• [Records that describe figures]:
● ● ●

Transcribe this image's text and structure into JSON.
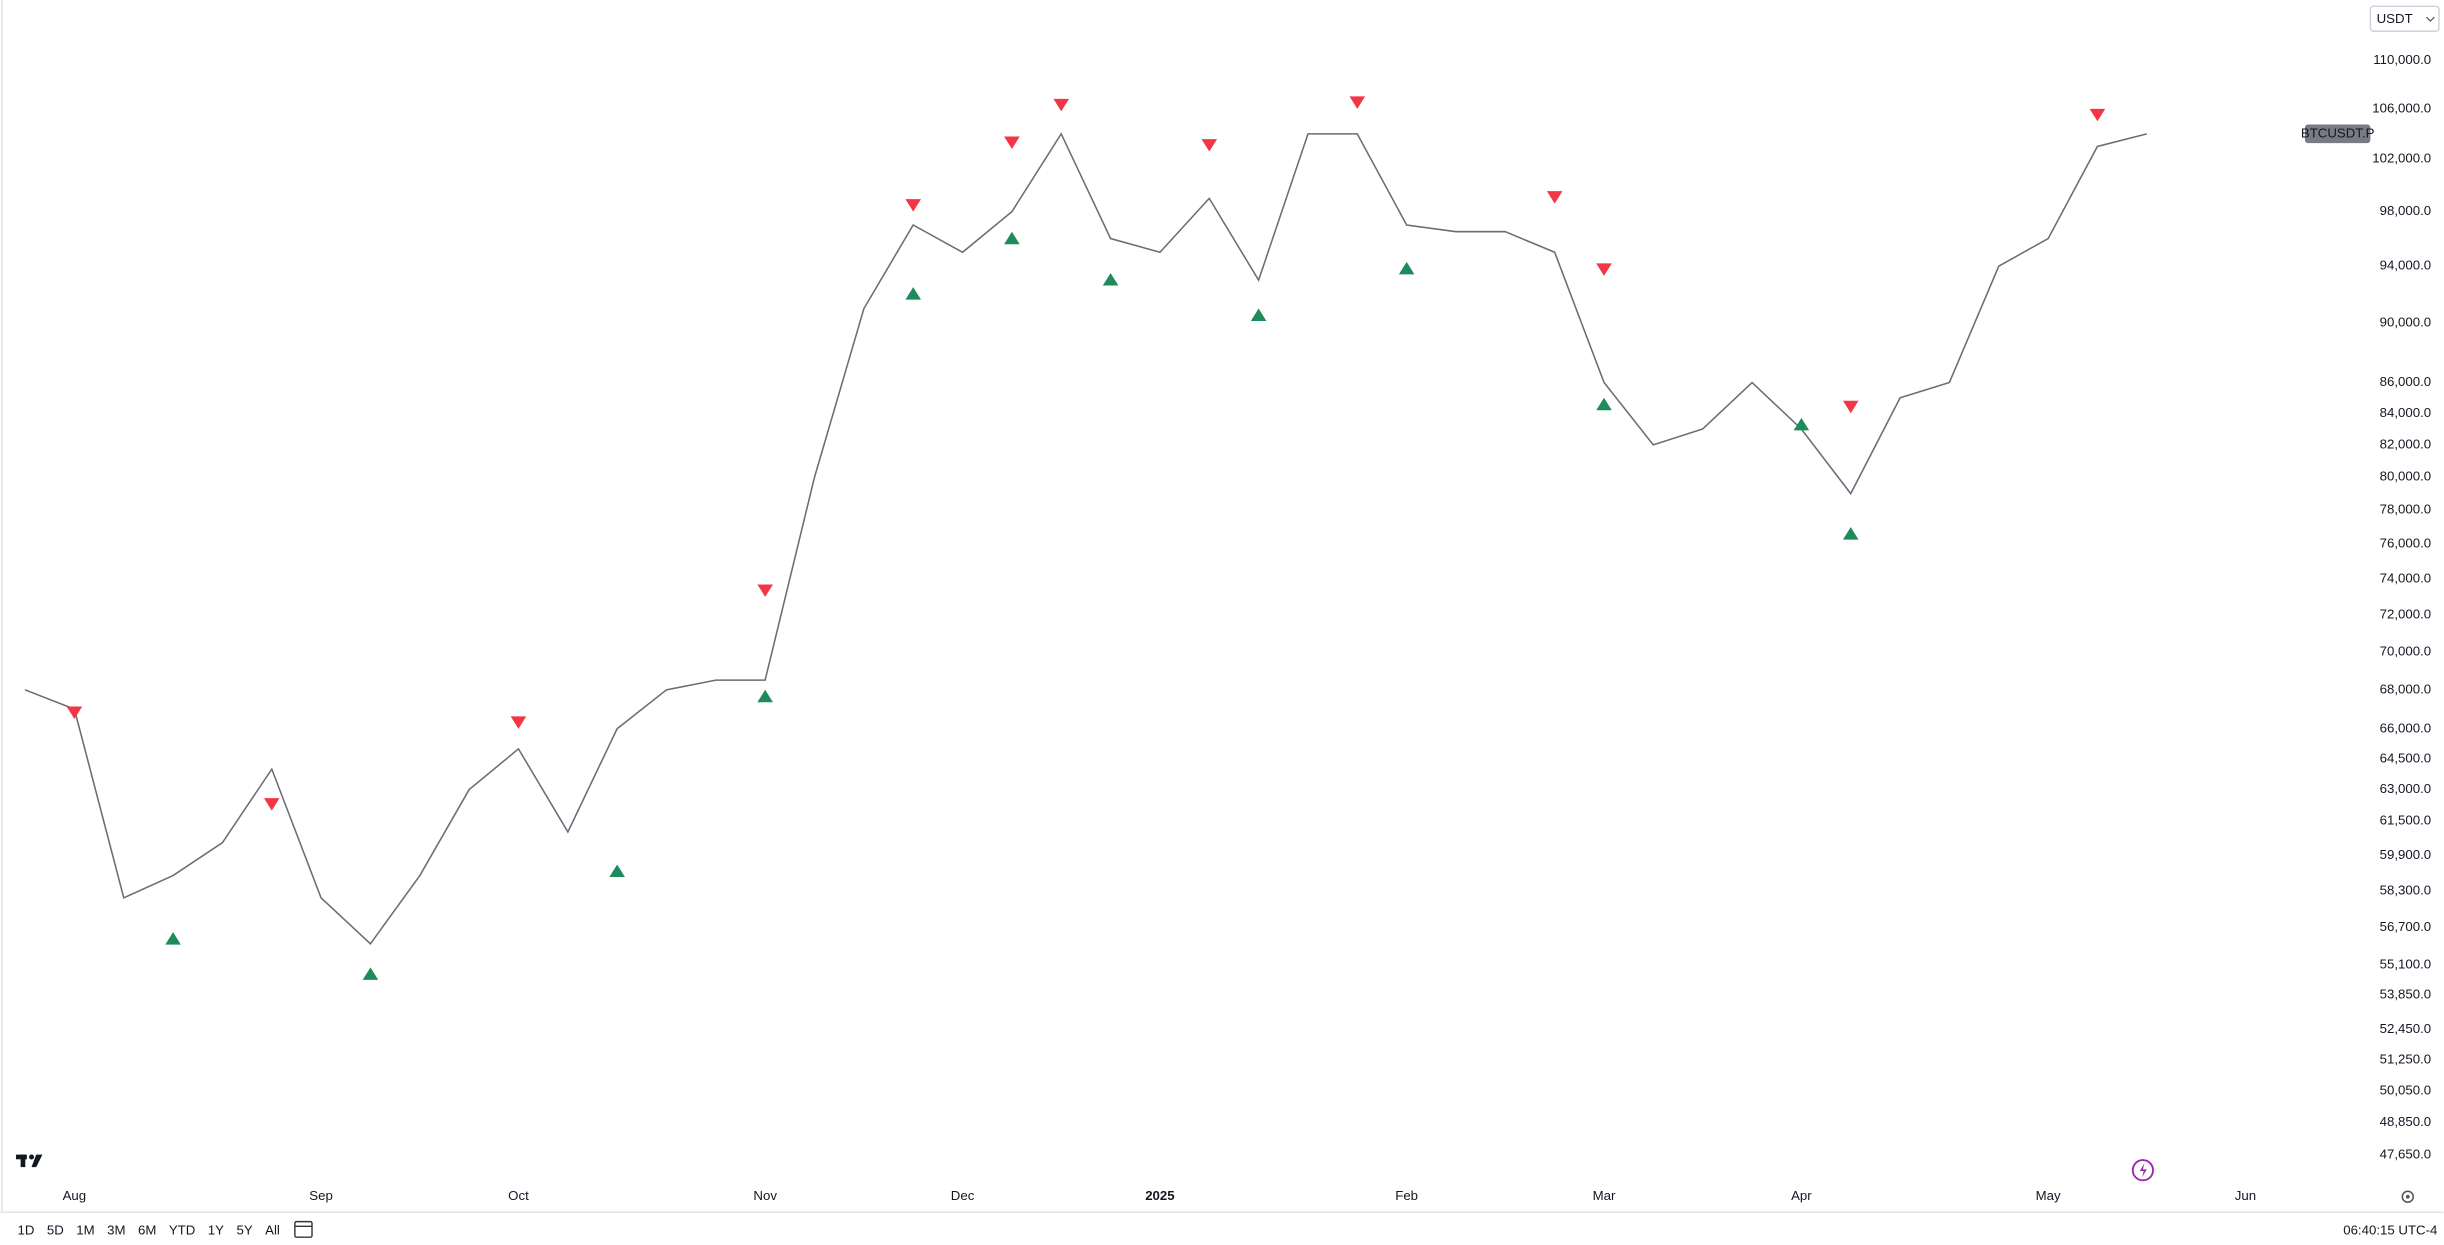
{
  "toolbar": {
    "currency": "USDT",
    "ranges": [
      "1D",
      "5D",
      "1M",
      "3M",
      "6M",
      "YTD",
      "1Y",
      "5Y",
      "All"
    ],
    "clock": "06:40:15 UTC-4"
  },
  "chart_data": {
    "type": "line",
    "symbol": "BTCUSDT.P",
    "log_scale": true,
    "categories": [
      null,
      "Aug",
      null,
      null,
      null,
      null,
      "Sep",
      null,
      null,
      null,
      "Oct",
      null,
      null,
      null,
      null,
      "Nov",
      null,
      null,
      null,
      "Dec",
      null,
      null,
      null,
      "2025",
      null,
      null,
      null,
      null,
      "Feb",
      null,
      null,
      null,
      "Mar",
      null,
      null,
      null,
      "Apr",
      null,
      null,
      null,
      null,
      "May",
      null,
      null,
      null,
      "Jun",
      null,
      null
    ],
    "series": [
      {
        "color": "#6a6d78",
        "values": [
          68000,
          67000,
          58000,
          59000,
          60500,
          64000,
          58000,
          56000,
          59000,
          63000,
          65000,
          61000,
          66000,
          68000,
          68500,
          68500,
          80000,
          91000,
          97000,
          95000,
          98000,
          104000,
          96000,
          95000,
          99000,
          93000,
          104000,
          104000,
          97000,
          96500,
          96500,
          95000,
          86000,
          82000,
          83000,
          86000,
          83000,
          79000,
          85000,
          86000,
          94000,
          96000,
          103000,
          104000,
          null,
          null,
          null,
          null
        ]
      },
      {
        "color": "#f23645",
        "marker": "triangle-down",
        "values": [
          null,
          66500,
          null,
          null,
          null,
          62000,
          null,
          null,
          null,
          null,
          66000,
          null,
          null,
          null,
          null,
          73000,
          null,
          null,
          98000,
          null,
          102800,
          105800,
          null,
          null,
          102600,
          null,
          null,
          106000,
          null,
          null,
          null,
          98600,
          93300,
          null,
          null,
          null,
          null,
          84000,
          null,
          null,
          null,
          null,
          105000,
          null,
          null,
          null,
          null,
          null
        ]
      },
      {
        "color": "#1e8c5a",
        "marker": "triangle-up",
        "values": [
          null,
          null,
          null,
          56500,
          null,
          null,
          null,
          55000,
          null,
          null,
          null,
          null,
          59500,
          null,
          null,
          68000,
          null,
          null,
          92500,
          null,
          96500,
          null,
          93500,
          null,
          null,
          91000,
          null,
          null,
          94300,
          null,
          null,
          null,
          85000,
          null,
          null,
          null,
          83700,
          77000,
          null,
          null,
          null,
          null,
          null,
          null,
          null,
          null,
          null,
          null
        ]
      }
    ],
    "ylim": [
      46600,
      115200
    ],
    "yticks": [
      {
        "value": 110000,
        "label": "110,000.0"
      },
      {
        "value": 106000,
        "label": "106,000.0"
      },
      {
        "value": 102000,
        "label": "102,000.0"
      },
      {
        "value": 98000,
        "label": "98,000.0"
      },
      {
        "value": 94000,
        "label": "94,000.0"
      },
      {
        "value": 90000,
        "label": "90,000.0"
      },
      {
        "value": 86000,
        "label": "86,000.0"
      },
      {
        "value": 84000,
        "label": "84,000.0"
      },
      {
        "value": 82000,
        "label": "82,000.0"
      },
      {
        "value": 80000,
        "label": "80,000.0"
      },
      {
        "value": 78000,
        "label": "78,000.0"
      },
      {
        "value": 76000,
        "label": "76,000.0"
      },
      {
        "value": 74000,
        "label": "74,000.0"
      },
      {
        "value": 72000,
        "label": "72,000.0"
      },
      {
        "value": 70000,
        "label": "70,000.0"
      },
      {
        "value": 68000,
        "label": "68,000.0"
      },
      {
        "value": 66000,
        "label": "66,000.0"
      },
      {
        "value": 64500,
        "label": "64,500.0"
      },
      {
        "value": 63000,
        "label": "63,000.0"
      },
      {
        "value": 61500,
        "label": "61,500.0"
      },
      {
        "value": 59900,
        "label": "59,900.0"
      },
      {
        "value": 58300,
        "label": "58,300.0"
      },
      {
        "value": 56700,
        "label": "56,700.0"
      },
      {
        "value": 55100,
        "label": "55,100.0"
      },
      {
        "value": 53850,
        "label": "53,850.0"
      },
      {
        "value": 52450,
        "label": "52,450.0"
      },
      {
        "value": 51250,
        "label": "51,250.0"
      },
      {
        "value": 50050,
        "label": "50,050.0"
      },
      {
        "value": 48850,
        "label": "48,850.0"
      },
      {
        "value": 47650,
        "label": "47,650.0"
      }
    ]
  }
}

● ● ●

• [The exercise]:
Print all the records again exactly; do not include any picture.

• [Exercise solution]:
Transcribe this image's text and structure into JSON.
{
  "toolbar": {
    "currency": "USDT",
    "ranges": [
      "1D",
      "5D",
      "1M",
      "3M",
      "6M",
      "YTD",
      "1Y",
      "5Y",
      "All"
    ],
    "clock": "06:40:15 UTC-4"
  },
  "chart_data": {
    "type": "line",
    "symbol": "BTCUSDT.P",
    "log_scale": true,
    "categories": [
      null,
      "Aug",
      null,
      null,
      null,
      null,
      "Sep",
      null,
      null,
      null,
      "Oct",
      null,
      null,
      null,
      null,
      "Nov",
      null,
      null,
      null,
      "Dec",
      null,
      null,
      null,
      "2025",
      null,
      null,
      null,
      null,
      "Feb",
      null,
      null,
      null,
      "Mar",
      null,
      null,
      null,
      "Apr",
      null,
      null,
      null,
      null,
      "May",
      null,
      null,
      null,
      "Jun",
      null,
      null
    ],
    "series": [
      {
        "color": "#6a6d78",
        "values": [
          68000,
          67000,
          58000,
          59000,
          60500,
          64000,
          58000,
          56000,
          59000,
          63000,
          65000,
          61000,
          66000,
          68000,
          68500,
          68500,
          80000,
          91000,
          97000,
          95000,
          98000,
          104000,
          96000,
          95000,
          99000,
          93000,
          104000,
          104000,
          97000,
          96500,
          96500,
          95000,
          86000,
          82000,
          83000,
          86000,
          83000,
          79000,
          85000,
          86000,
          94000,
          96000,
          103000,
          104000,
          null,
          null,
          null,
          null
        ]
      },
      {
        "color": "#f23645",
        "marker": "triangle-down",
        "values": [
          null,
          66500,
          null,
          null,
          null,
          62000,
          null,
          null,
          null,
          null,
          66000,
          null,
          null,
          null,
          null,
          73000,
          null,
          null,
          98000,
          null,
          102800,
          105800,
          null,
          null,
          102600,
          null,
          null,
          106000,
          null,
          null,
          null,
          98600,
          93300,
          null,
          null,
          null,
          null,
          84000,
          null,
          null,
          null,
          null,
          105000,
          null,
          null,
          null,
          null,
          null
        ]
      },
      {
        "color": "#1e8c5a",
        "marker": "triangle-up",
        "values": [
          null,
          null,
          null,
          56500,
          null,
          null,
          null,
          55000,
          null,
          null,
          null,
          null,
          59500,
          null,
          null,
          68000,
          null,
          null,
          92500,
          null,
          96500,
          null,
          93500,
          null,
          null,
          91000,
          null,
          null,
          94300,
          null,
          null,
          null,
          85000,
          null,
          null,
          null,
          83700,
          77000,
          null,
          null,
          null,
          null,
          null,
          null,
          null,
          null,
          null,
          null
        ]
      }
    ],
    "ylim": [
      46600,
      115200
    ],
    "yticks": [
      {
        "value": 110000,
        "label": "110,000.0"
      },
      {
        "value": 106000,
        "label": "106,000.0"
      },
      {
        "value": 102000,
        "label": "102,000.0"
      },
      {
        "value": 98000,
        "label": "98,000.0"
      },
      {
        "value": 94000,
        "label": "94,000.0"
      },
      {
        "value": 90000,
        "label": "90,000.0"
      },
      {
        "value": 86000,
        "label": "86,000.0"
      },
      {
        "value": 84000,
        "label": "84,000.0"
      },
      {
        "value": 82000,
        "label": "82,000.0"
      },
      {
        "value": 80000,
        "label": "80,000.0"
      },
      {
        "value": 78000,
        "label": "78,000.0"
      },
      {
        "value": 76000,
        "label": "76,000.0"
      },
      {
        "value": 74000,
        "label": "74,000.0"
      },
      {
        "value": 72000,
        "label": "72,000.0"
      },
      {
        "value": 70000,
        "label": "70,000.0"
      },
      {
        "value": 68000,
        "label": "68,000.0"
      },
      {
        "value": 66000,
        "label": "66,000.0"
      },
      {
        "value": 64500,
        "label": "64,500.0"
      },
      {
        "value": 63000,
        "label": "63,000.0"
      },
      {
        "value": 61500,
        "label": "61,500.0"
      },
      {
        "value": 59900,
        "label": "59,900.0"
      },
      {
        "value": 58300,
        "label": "58,300.0"
      },
      {
        "value": 56700,
        "label": "56,700.0"
      },
      {
        "value": 55100,
        "label": "55,100.0"
      },
      {
        "value": 53850,
        "label": "53,850.0"
      },
      {
        "value": 52450,
        "label": "52,450.0"
      },
      {
        "value": 51250,
        "label": "51,250.0"
      },
      {
        "value": 50050,
        "label": "50,050.0"
      },
      {
        "value": 48850,
        "label": "48,850.0"
      },
      {
        "value": 47650,
        "label": "47,650.0"
      }
    ]
  }
}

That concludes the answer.